▸ **A block of data**
■ ■ ■ ■ ■

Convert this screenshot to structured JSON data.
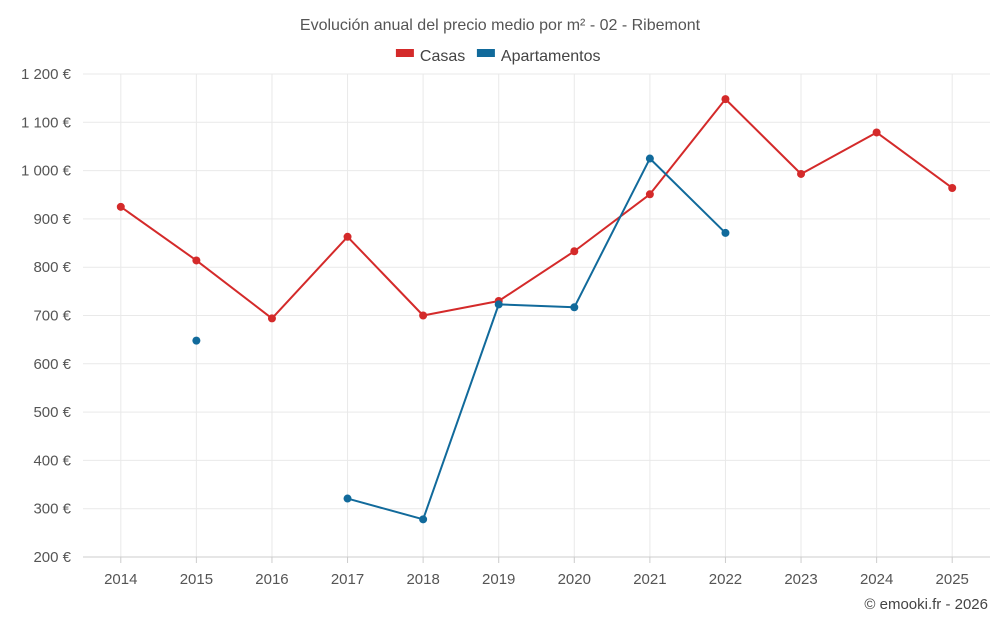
{
  "chart_data": {
    "type": "line",
    "title": "Evolución anual del precio medio por m² - 02 - Ribemont",
    "categories": [
      "2014",
      "2015",
      "2016",
      "2017",
      "2018",
      "2019",
      "2020",
      "2021",
      "2022",
      "2023",
      "2024",
      "2025"
    ],
    "ylim": [
      200,
      1200
    ],
    "yticks": [
      200,
      300,
      400,
      500,
      600,
      700,
      800,
      900,
      1000,
      1100,
      1200
    ],
    "ytick_labels": [
      "200 €",
      "300 €",
      "400 €",
      "500 €",
      "600 €",
      "700 €",
      "800 €",
      "900 €",
      "1 000 €",
      "1 100 €",
      "1 200 €"
    ],
    "legend_position": "top-center",
    "grid": true,
    "series": [
      {
        "name": "Casas",
        "color": "#d42a2a",
        "values": [
          925,
          814,
          694,
          863,
          700,
          730,
          833,
          951,
          1148,
          993,
          1079,
          964
        ]
      },
      {
        "name": "Apartamentos",
        "color": "#116a9b",
        "values": [
          null,
          648,
          null,
          321,
          278,
          723,
          717,
          1025,
          871,
          null,
          null,
          null
        ]
      }
    ]
  },
  "credit": "© emooki.fr - 2026"
}
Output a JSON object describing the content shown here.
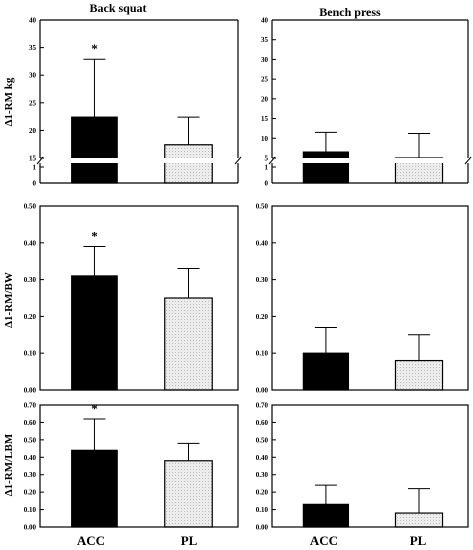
{
  "column_titles": [
    "Back squat",
    "Bench press"
  ],
  "row_ylabels": [
    "Δ1-RM kg",
    "Δ1-RM/BW",
    "Δ1-RM/LBM"
  ],
  "x_categories": [
    "ACC",
    "PL"
  ],
  "colors": {
    "ACC": "#000000",
    "PL": "#e4e4e4",
    "axis": "#000000"
  },
  "significance_marker": "*",
  "chart_data": [
    {
      "type": "bar",
      "title": "Back squat",
      "ylabel": "Δ1-RM kg",
      "categories": [
        "ACC",
        "PL"
      ],
      "values": [
        22.4,
        17.4
      ],
      "error": [
        10.5,
        5.0
      ],
      "significant": [
        true,
        false
      ],
      "broken_axis": true,
      "lower_ticks": [
        "0",
        "1"
      ],
      "upper_ylim": [
        15,
        40
      ],
      "upper_ticks": [
        "15",
        "20",
        "25",
        "30",
        "35",
        "40"
      ]
    },
    {
      "type": "bar",
      "title": "Bench press",
      "ylabel": "",
      "categories": [
        "ACC",
        "PL"
      ],
      "values": [
        6.5,
        5.0
      ],
      "error": [
        5.0,
        6.2
      ],
      "significant": [
        false,
        false
      ],
      "broken_axis": true,
      "lower_ticks": [
        "0",
        "1"
      ],
      "upper_ylim": [
        5,
        40
      ],
      "upper_ticks": [
        "5",
        "10",
        "15",
        "20",
        "25",
        "30",
        "35",
        "40"
      ]
    },
    {
      "type": "bar",
      "title": "",
      "ylabel": "Δ1-RM/BW",
      "categories": [
        "ACC",
        "PL"
      ],
      "values": [
        0.31,
        0.25
      ],
      "error": [
        0.08,
        0.08
      ],
      "significant": [
        true,
        false
      ],
      "ylim": [
        0,
        0.5
      ],
      "ticks": [
        "0.00",
        "0.10",
        "0.20",
        "0.30",
        "0.40",
        "0.50"
      ]
    },
    {
      "type": "bar",
      "title": "",
      "ylabel": "",
      "categories": [
        "ACC",
        "PL"
      ],
      "values": [
        0.1,
        0.08
      ],
      "error": [
        0.07,
        0.07
      ],
      "significant": [
        false,
        false
      ],
      "ylim": [
        0,
        0.5
      ],
      "ticks": [
        "0.00",
        "0.10",
        "0.20",
        "0.30",
        "0.40",
        "0.50"
      ]
    },
    {
      "type": "bar",
      "title": "",
      "ylabel": "Δ1-RM/LBM",
      "categories": [
        "ACC",
        "PL"
      ],
      "values": [
        0.44,
        0.38
      ],
      "error": [
        0.18,
        0.1
      ],
      "significant": [
        true,
        false
      ],
      "ylim": [
        0,
        0.7
      ],
      "ticks": [
        "0.00",
        "0.10",
        "0.20",
        "0.30",
        "0.40",
        "0.50",
        "0.60",
        "0.70"
      ]
    },
    {
      "type": "bar",
      "title": "",
      "ylabel": "",
      "categories": [
        "ACC",
        "PL"
      ],
      "values": [
        0.13,
        0.08
      ],
      "error": [
        0.11,
        0.14
      ],
      "significant": [
        false,
        false
      ],
      "ylim": [
        0,
        0.7
      ],
      "ticks": [
        "0.00",
        "0.10",
        "0.20",
        "0.30",
        "0.40",
        "0.50",
        "0.60",
        "0.70"
      ]
    }
  ]
}
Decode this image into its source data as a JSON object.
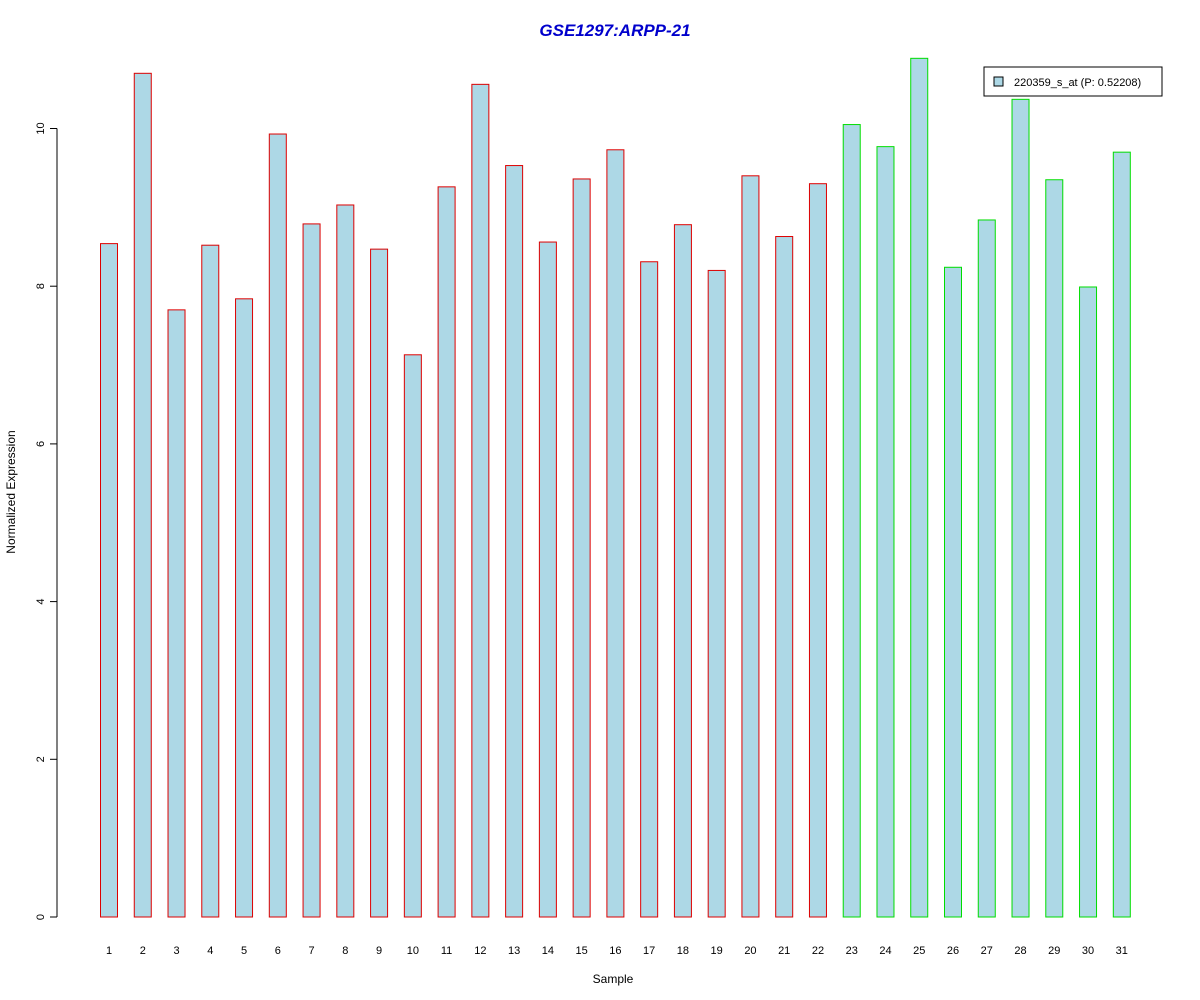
{
  "chart_data": {
    "type": "bar",
    "title": "GSE1297:ARPP-21",
    "xlabel": "Sample",
    "ylabel": "Normalized Expression",
    "ylim": [
      0,
      11
    ],
    "yticks": [
      0,
      2,
      4,
      6,
      8,
      10
    ],
    "categories": [
      "1",
      "2",
      "3",
      "4",
      "5",
      "6",
      "7",
      "8",
      "9",
      "10",
      "11",
      "12",
      "13",
      "14",
      "15",
      "16",
      "17",
      "18",
      "19",
      "20",
      "21",
      "22",
      "23",
      "24",
      "25",
      "26",
      "27",
      "28",
      "29",
      "30",
      "31"
    ],
    "series": [
      {
        "name": "220359_s_at (P: 0.52208)",
        "values": [
          8.54,
          10.7,
          7.7,
          8.52,
          7.84,
          9.93,
          8.79,
          9.03,
          8.47,
          7.13,
          9.26,
          10.56,
          9.53,
          8.56,
          9.36,
          9.73,
          8.31,
          8.78,
          8.2,
          9.4,
          8.63,
          9.3,
          10.05,
          9.77,
          10.89,
          8.24,
          8.84,
          10.37,
          9.35,
          7.99,
          9.7
        ]
      }
    ],
    "groups": [
      {
        "indices": [
          0,
          21
        ],
        "color": "#dd0000"
      },
      {
        "indices": [
          22,
          30
        ],
        "color": "#00dd00"
      }
    ],
    "colors": {
      "bar_fill": "#add8e6",
      "title": "#0000cc",
      "axis": "#000000"
    },
    "legend": {
      "position": "top-right",
      "entry": "220359_s_at (P: 0.52208)"
    },
    "grid": false
  }
}
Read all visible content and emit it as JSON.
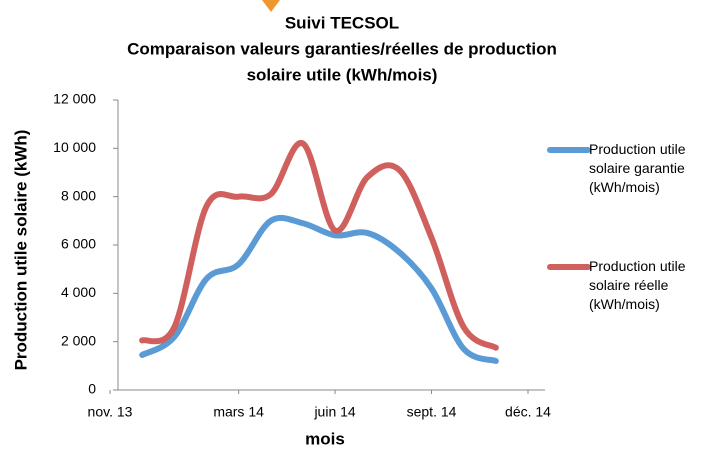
{
  "chart_data": {
    "type": "line",
    "title": [
      "Suivi TECSOL",
      "Comparaison valeurs garanties/réelles de production",
      "solaire utile (kWh/mois)"
    ],
    "x_label": "mois",
    "y_label": "Production utile solaire (kWh)",
    "x": [
      "2013-12",
      "2014-01",
      "2014-02",
      "2014-03",
      "2014-04",
      "2014-05",
      "2014-06",
      "2014-07",
      "2014-08",
      "2014-09",
      "2014-10",
      "2014-11"
    ],
    "xlim": [
      "2013-11",
      "2014-12"
    ],
    "xticks": [
      {
        "value": "2013-11",
        "label": "nov. 13"
      },
      {
        "value": "2014-03",
        "label": "mars 14"
      },
      {
        "value": "2014-06",
        "label": "juin 14"
      },
      {
        "value": "2014-09",
        "label": "sept. 14"
      },
      {
        "value": "2014-12",
        "label": "déc. 14"
      }
    ],
    "ylim": [
      0,
      12000
    ],
    "yticks": [
      0,
      {
        "value": 2000,
        "label": "2 000"
      },
      {
        "value": 4000,
        "label": "4 000"
      },
      {
        "value": 6000,
        "label": "6 000"
      },
      {
        "value": 8000,
        "label": "8 000"
      },
      {
        "value": 10000,
        "label": "10 000"
      },
      {
        "value": 12000,
        "label": "12 000"
      }
    ],
    "grid": false,
    "legend": "right",
    "series": [
      {
        "name": "Production utile solaire garantie (kWh/mois)",
        "color": "#5b9bd5",
        "values": [
          1450,
          2200,
          4600,
          5200,
          7000,
          6900,
          6400,
          6500,
          5700,
          4200,
          1700,
          1200
        ]
      },
      {
        "name": "Production utile solaire réelle (kWh/mois)",
        "color": "#d0605e",
        "values": [
          2050,
          2600,
          7600,
          8000,
          8100,
          10200,
          6600,
          8800,
          9100,
          6300,
          2600,
          1750
        ]
      }
    ]
  }
}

■ ■ ■ ■ ■

▸ **The exercise**
Show each line holding the word "mois".

▸ **Answer below**
      "solaire utile (kWh/mois)"
    "x_label": "mois",
        "name": "Production utile solaire garantie (kWh/mois)",
        "name": "Production utile solaire réelle (kWh/mois)",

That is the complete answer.